Direction a:
Reproduce the rows that follow the text verbatim, everything from the first row down to the row containing "Point — [624, 283, 647, 297]", both ends included.
==== Text extract
Decay widths (Γ) and lifetimes (τ) are simply related by τ = 1/Γ:

// Top quark (very short-lived, Γ = 1.42 GeV)
quantity top_width = energy(1.42 * GeV);
quantity top_lifetime = duration(1. / top_width);  // ~5×10⁻²⁵ s

// Muon (relatively long-lived, Γ = 3×10⁻¹⁹ GeV)
quantity muon_width = energy(2.996e-19 * GeV);
quantity muon_lifetime = duration(1. / muon_width);  // ~2.2 μs

Type Safety in Action¶

The quantity hierarchy prevents common errors. There are two ways to constrain function parameters:

Non-template — fixes the unit and representation; the quantity-spec form adds a kind constraint:

void process(quantity<GeV, double> e)                    { /* accepts any quantity of energy kind */ }
void process(quantity<energy[GeV], double> e)            { /* energy, mass, momentum, acceleration */ }
void process(quantity<mass[GeV], double> m)              { /* only mass */ }

void process(quantity<inverse(GeV), double> x)           { /* any inverse-energy quantity */ }
void process(quantity<duration[inverse(GeV)], double> t) { /* only duration */ }

void process(quantity<one, double> x)                    { /* any dimensionless: speed, velocity, angular_measure */ }
void process(quantity<speed[one], double> v)             { /* speed and velocity (not angular_measure) */ }

Template — accepts any unit and representation of the right kind:

void process(QuantityOf<energy> auto e)         { /* energy, mass, momentum, acceleration */ }
void process(QuantityOf<mass> auto m)           { /* only mass */ }
void process(QuantityOf<inverse_energy> auto x) { /* duration, length */ }
void process(QuantityOf<duration> auto t)       { /* only duration */ }
void process(QuantityOf<speed> auto v)          { /* accepts speed, velocity (not angular_measure) */ }

For example:

void compute_rest_energy(QuantityOf<mass> auto m)
========
Direction b:
Write the next part of the text on type-safe physical quantities in C++, picking up after its final line.
==== Data to use
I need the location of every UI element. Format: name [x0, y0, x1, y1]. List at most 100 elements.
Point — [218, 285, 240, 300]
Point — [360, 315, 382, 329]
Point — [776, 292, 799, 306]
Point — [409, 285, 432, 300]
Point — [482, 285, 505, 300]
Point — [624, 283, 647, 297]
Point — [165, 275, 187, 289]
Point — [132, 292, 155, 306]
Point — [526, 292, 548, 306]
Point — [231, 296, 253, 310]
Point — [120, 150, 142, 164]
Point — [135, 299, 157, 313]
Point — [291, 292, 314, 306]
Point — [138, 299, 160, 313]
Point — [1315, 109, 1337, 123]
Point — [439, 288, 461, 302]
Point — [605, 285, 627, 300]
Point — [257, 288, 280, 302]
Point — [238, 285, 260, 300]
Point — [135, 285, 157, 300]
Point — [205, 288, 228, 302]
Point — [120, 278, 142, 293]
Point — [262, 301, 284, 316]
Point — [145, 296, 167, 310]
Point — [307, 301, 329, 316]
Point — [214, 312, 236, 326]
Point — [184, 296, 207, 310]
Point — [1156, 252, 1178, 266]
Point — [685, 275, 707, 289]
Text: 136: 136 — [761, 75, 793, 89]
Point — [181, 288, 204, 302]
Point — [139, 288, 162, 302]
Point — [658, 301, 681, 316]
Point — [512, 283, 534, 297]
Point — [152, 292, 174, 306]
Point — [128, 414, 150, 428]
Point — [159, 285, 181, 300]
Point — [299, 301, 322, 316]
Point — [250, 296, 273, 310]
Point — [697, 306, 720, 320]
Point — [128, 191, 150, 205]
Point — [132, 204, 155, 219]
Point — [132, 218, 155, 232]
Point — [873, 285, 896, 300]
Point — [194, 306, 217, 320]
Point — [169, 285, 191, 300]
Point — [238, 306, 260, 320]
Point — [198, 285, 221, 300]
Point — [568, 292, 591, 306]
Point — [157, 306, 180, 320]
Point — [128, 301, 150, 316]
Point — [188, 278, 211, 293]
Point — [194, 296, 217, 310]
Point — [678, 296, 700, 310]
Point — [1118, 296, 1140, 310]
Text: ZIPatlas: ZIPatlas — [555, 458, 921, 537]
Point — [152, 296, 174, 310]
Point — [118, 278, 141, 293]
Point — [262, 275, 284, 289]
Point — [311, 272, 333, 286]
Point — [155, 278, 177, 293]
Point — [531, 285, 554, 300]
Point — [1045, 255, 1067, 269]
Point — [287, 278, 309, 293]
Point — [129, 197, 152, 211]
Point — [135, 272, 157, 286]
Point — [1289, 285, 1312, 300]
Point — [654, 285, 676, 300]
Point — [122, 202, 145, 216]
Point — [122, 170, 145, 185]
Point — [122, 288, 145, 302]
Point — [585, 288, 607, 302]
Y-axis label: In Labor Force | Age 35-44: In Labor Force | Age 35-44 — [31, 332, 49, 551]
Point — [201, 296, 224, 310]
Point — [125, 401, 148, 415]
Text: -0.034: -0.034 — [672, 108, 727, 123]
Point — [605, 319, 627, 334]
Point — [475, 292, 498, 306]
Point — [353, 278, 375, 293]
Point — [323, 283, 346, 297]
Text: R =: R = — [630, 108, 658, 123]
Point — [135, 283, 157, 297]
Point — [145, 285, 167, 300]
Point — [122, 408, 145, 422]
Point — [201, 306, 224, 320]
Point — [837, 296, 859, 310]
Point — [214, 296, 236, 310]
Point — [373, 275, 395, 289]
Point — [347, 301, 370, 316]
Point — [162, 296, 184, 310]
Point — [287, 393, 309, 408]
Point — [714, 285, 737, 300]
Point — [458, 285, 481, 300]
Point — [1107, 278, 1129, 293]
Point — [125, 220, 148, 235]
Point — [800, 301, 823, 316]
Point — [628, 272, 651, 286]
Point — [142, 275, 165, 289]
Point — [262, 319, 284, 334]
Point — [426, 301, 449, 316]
========
Task answer a:
I need the location of every UI element. Format: name [x0, y0, x1, y1]. List at most 100 elements.
Point — [218, 285, 240, 300]
Point — [360, 315, 382, 329]
Point — [776, 292, 799, 306]
Point — [409, 285, 432, 300]
Point — [482, 285, 505, 300]
Point — [624, 283, 647, 297]

Task answer b:
{
  quantity E0 = m;
  // ...
}

quantity m = mass(0.938 * GeV);
quantity p = momentum(3. * GeV);

compute_rest_energy(m);      // ✓ OK
// compute_rest_energy(p);   // ✗ Compile-time error: momentum is not mass

// But you can explicitly convert if you know what you're doing
compute_rest_energy(quantity_cast<mass>(p));  // ✓ Explicit cast OK

Converting from Natural to SI¶

Since natural units form a system of quantities incompatible with ISQ, there is no automatic unit conversion. Instead, extract the numerical value and apply the appropriate physical constant using SI defining constants from constants.h. The optional template parameter To selects the output unit (defaulting to the SI base unit); the UnitOf<isq::...> constraint rejects incompatible units at compile time:

template<UnitOf<isq::duration> auto To = si::second>
quantity<To> to_isq(QuantityOf<natural::duration> auto t)
{
  // Time: τ_SI [s] = τ_nat [GeV⁻¹] × ℏ [GeV·s]
  constexpr double hbar = (1.0 * si::reduced_planck_constant).numerical_value_in(si::giga<si::electronvolt> * To);
  return t.numerical_value_in(one / natural::gigaelectronvolt) * hbar * To;
}

template<UnitOf<isq::length> auto To = si::metre>
quantity<To> to_isq(QuantityOf<natural::length> auto l)
{
  // Length: l_SI [m] = l_nat [GeV⁻¹] × ℏc [GeV·m]
  constexpr double hbarc = (1.0 * si::reduced_planck_constant * si::speed_of_light_in_vacuum)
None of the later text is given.